>> BEGIN DATASET RECORDS

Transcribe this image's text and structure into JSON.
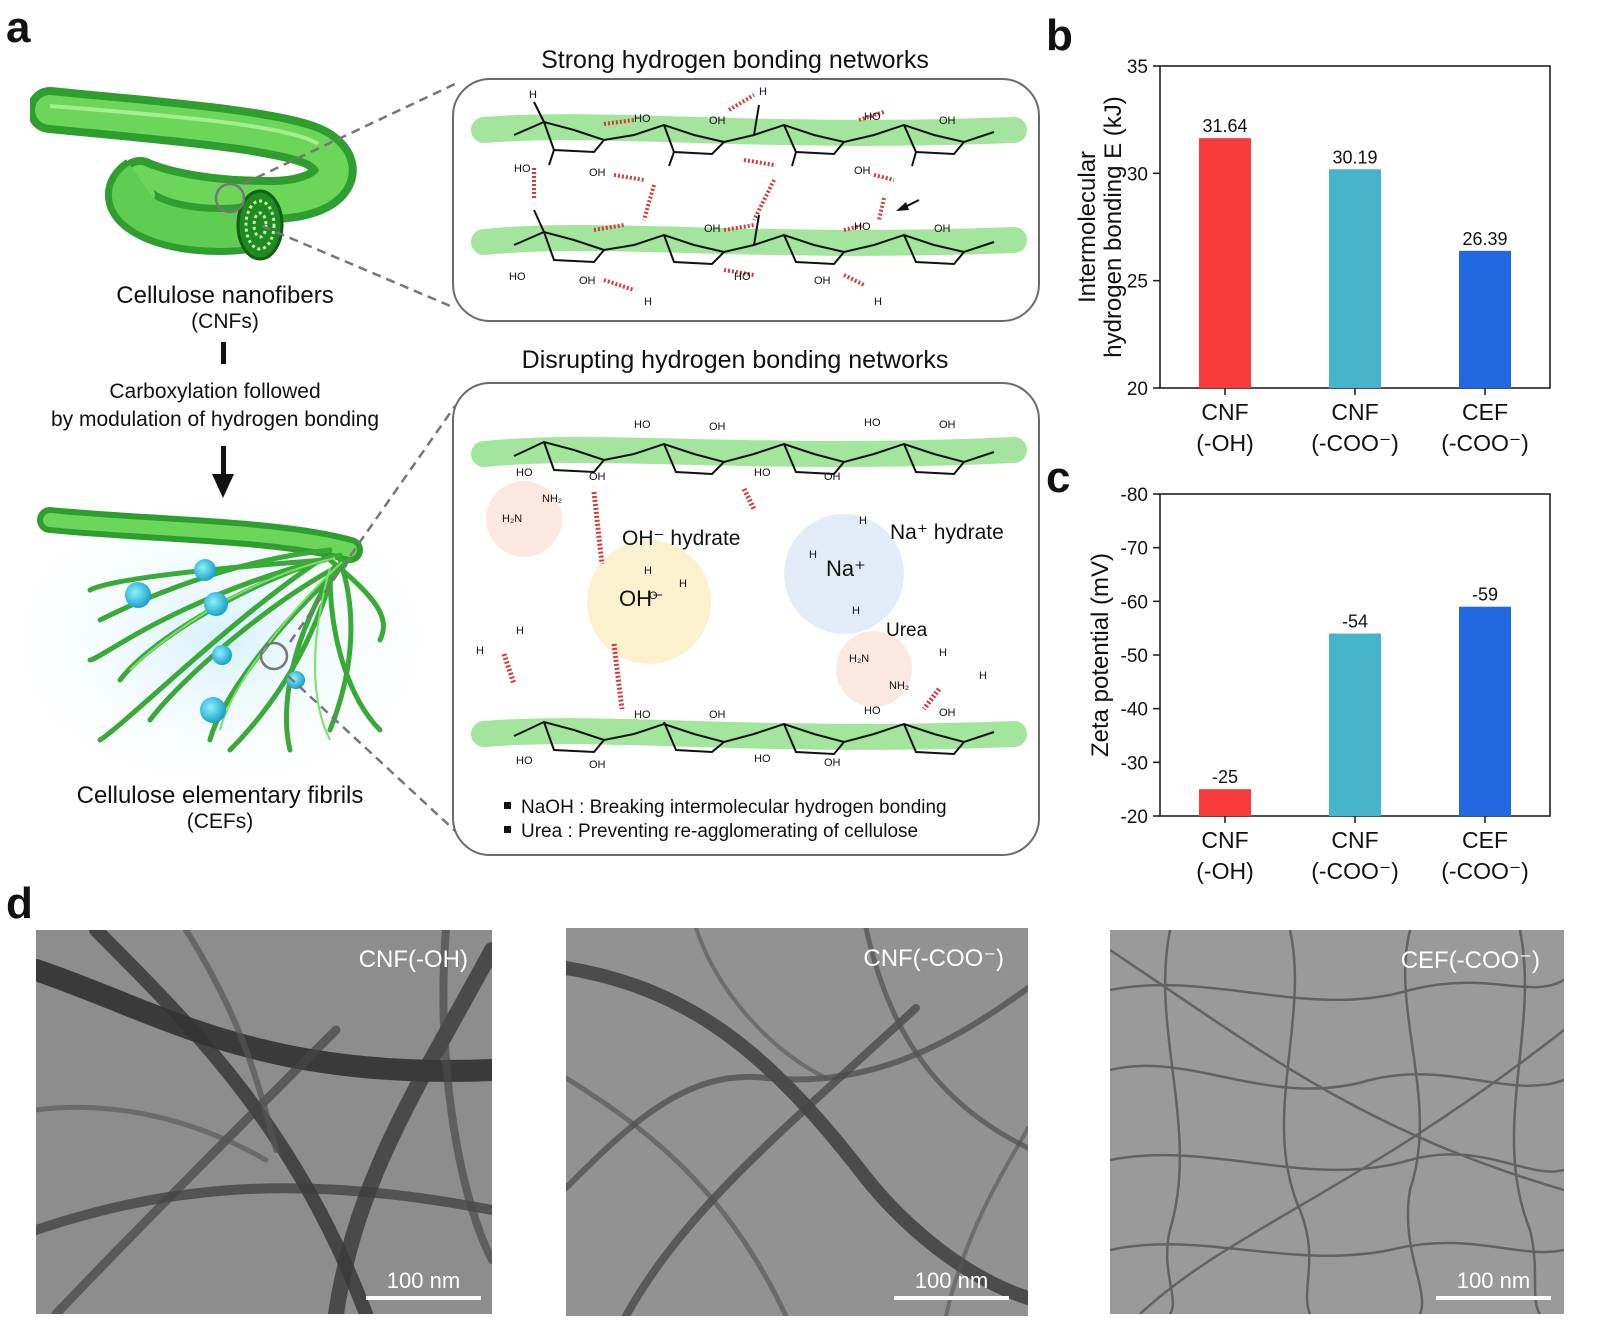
{
  "panels": {
    "a": "a",
    "b": "b",
    "c": "c",
    "d": "d"
  },
  "panel_a": {
    "top_fiber_label": "Cellulose nanofibers",
    "top_fiber_abbr": "(CNFs)",
    "process_line1": "Carboxylation followed",
    "process_line2": "by modulation of hydrogen bonding",
    "bottom_fiber_label": "Cellulose elementary fibrils",
    "bottom_fiber_abbr": "(CEFs)",
    "box_top_title": "Strong hydrogen bonding networks",
    "box_bottom_title": "Disrupting hydrogen bonding networks",
    "oh_hydrate_label": "OH⁻ hydrate",
    "oh_ion": "OH⁻",
    "na_hydrate_label": "Na⁺ hydrate",
    "na_ion": "Na⁺",
    "urea_label": "Urea",
    "legend": [
      "NaOH : Breaking intermolecular hydrogen bonding",
      "Urea : Preventing re-agglomerating of cellulose"
    ],
    "atoms": {
      "oh": "OH",
      "ho": "HO",
      "h": "H",
      "o": "O",
      "nh2": "NH₂",
      "h2n": "H₂N"
    }
  },
  "chart_data": [
    {
      "type": "bar",
      "id": "b",
      "ylabel": [
        "Intermolecular",
        "hydrogen bonding E (kJ)"
      ],
      "categories": [
        [
          "CNF",
          "(-OH)"
        ],
        [
          "CNF",
          "(-COO⁻)"
        ],
        [
          "CEF",
          "(-COO⁻)"
        ]
      ],
      "values": [
        31.64,
        30.19,
        26.39
      ],
      "value_labels": [
        "31.64",
        "30.19",
        "26.39"
      ],
      "ylim": [
        20,
        35
      ],
      "yticks": [
        20,
        25,
        30,
        35
      ],
      "inverted": false,
      "colors": [
        "#f73b3c",
        "#46b5c9",
        "#2268e0"
      ]
    },
    {
      "type": "bar",
      "id": "c",
      "ylabel": [
        "Zeta potential (mV)"
      ],
      "categories": [
        [
          "CNF",
          "(-OH)"
        ],
        [
          "CNF",
          "(-COO⁻)"
        ],
        [
          "CEF",
          "(-COO⁻)"
        ]
      ],
      "values": [
        -25,
        -54,
        -59
      ],
      "value_labels": [
        "-25",
        "-54",
        "-59"
      ],
      "ylim": [
        -20,
        -80
      ],
      "yticks": [
        -20,
        -30,
        -40,
        -50,
        -60,
        -70,
        -80
      ],
      "inverted": true,
      "colors": [
        "#f73b3c",
        "#46b5c9",
        "#2268e0"
      ]
    }
  ],
  "panel_d": {
    "images": [
      {
        "tag": "CNF(-OH)",
        "scale": "100 nm"
      },
      {
        "tag": "CNF(-COO⁻)",
        "scale": "100 nm"
      },
      {
        "tag": "CEF(-COO⁻)",
        "scale": "100 nm"
      }
    ]
  }
}
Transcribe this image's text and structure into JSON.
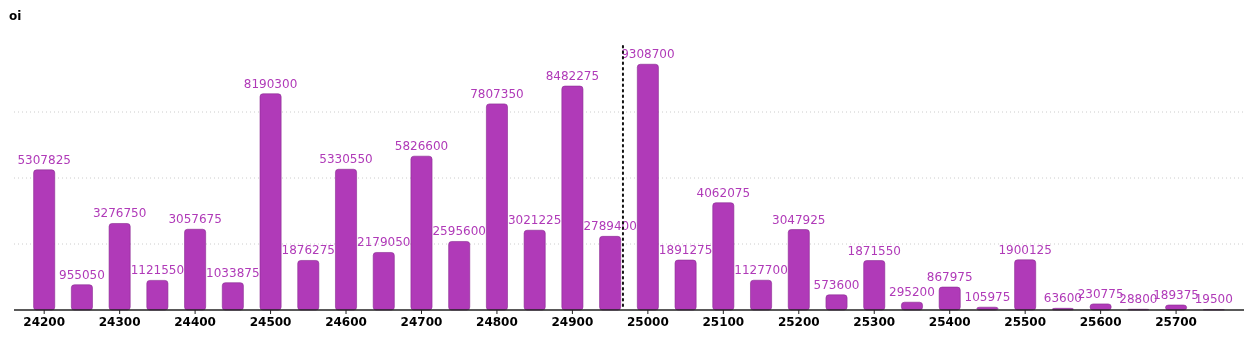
{
  "chart_data": {
    "type": "bar",
    "ylabel": "oi",
    "color": "#b03ab8",
    "x": [
      24200,
      24250,
      24300,
      24350,
      24400,
      24450,
      24500,
      24550,
      24600,
      24650,
      24700,
      24750,
      24800,
      24850,
      24900,
      24950,
      25000,
      25050,
      25100,
      25150,
      25200,
      25250,
      25300,
      25350,
      25400,
      25450,
      25500,
      25550,
      25600,
      25650,
      25700,
      25750
    ],
    "values": [
      5307825,
      955050,
      3276750,
      1121550,
      3057675,
      1033875,
      8190300,
      1876275,
      5330550,
      2179050,
      5826600,
      2595600,
      7807350,
      3021225,
      8482275,
      2789400,
      9308700,
      1891275,
      4062075,
      1127700,
      3047925,
      573600,
      1871550,
      295200,
      867975,
      105975,
      1900125,
      63600,
      230775,
      28800,
      189375,
      19500
    ],
    "xlim": [
      24160,
      25790
    ],
    "xticks": [
      24200,
      24300,
      24400,
      24500,
      24600,
      24700,
      24800,
      24900,
      25000,
      25100,
      25200,
      25300,
      25400,
      25500,
      25600,
      25700
    ],
    "ylim": [
      0,
      10000000
    ],
    "yticks": [
      {
        "value": 2500000,
        "label": null
      },
      {
        "value": 5000000,
        "label": null
      },
      {
        "value": 7500000,
        "label": null
      }
    ],
    "tick_labels": "x",
    "grid": "y",
    "data_labels": true,
    "ref_lines": [
      {
        "axis": "x",
        "value": 24967,
        "line_style": "dotted",
        "color": "#111111"
      }
    ]
  }
}
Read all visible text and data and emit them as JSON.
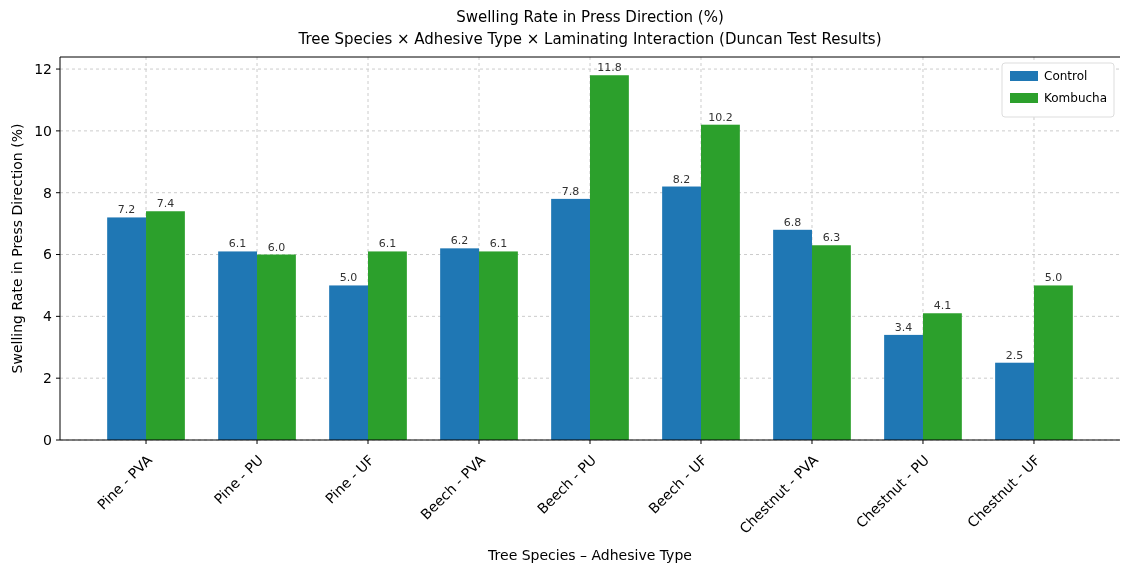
{
  "chart_data": {
    "type": "bar",
    "title": "Swelling Rate in Press Direction (%)",
    "subtitle": "Tree Species × Adhesive Type × Laminating Interaction (Duncan Test Results)",
    "xlabel": "Tree Species – Adhesive Type",
    "ylabel": "Swelling Rate in Press Direction (%)",
    "categories": [
      "Pine - PVA",
      "Pine - PU",
      "Pine - UF",
      "Beech - PVA",
      "Beech - PU",
      "Beech - UF",
      "Chestnut - PVA",
      "Chestnut - PU",
      "Chestnut - UF"
    ],
    "series": [
      {
        "name": "Control",
        "color": "#1f77b4",
        "values": [
          7.2,
          6.1,
          5.0,
          6.2,
          7.8,
          8.2,
          6.8,
          3.4,
          2.5
        ],
        "value_labels": [
          "7.2",
          "6.1",
          "5.0",
          "6.2",
          "7.8",
          "8.2",
          "6.8",
          "3.4",
          "2.5"
        ]
      },
      {
        "name": "Kombucha",
        "color": "#2ca02c",
        "values": [
          7.4,
          6.0,
          6.1,
          6.1,
          11.8,
          10.2,
          6.3,
          4.1,
          5.0
        ],
        "value_labels": [
          "7.4",
          "6.0",
          "6.1",
          "6.1",
          "11.8",
          "10.2",
          "6.3",
          "4.1",
          "5.0"
        ]
      }
    ],
    "ylim": [
      0,
      12.39
    ],
    "yticks": [
      0,
      2,
      4,
      6,
      8,
      10,
      12
    ],
    "grid": true,
    "legend": "top right"
  }
}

>> END DATASET RECORDS

TASK STATEMENT: Determine the count of lines in the data above with the string "Urea" in them, and give that count alone.

OUTPUT OF THE TASK: 2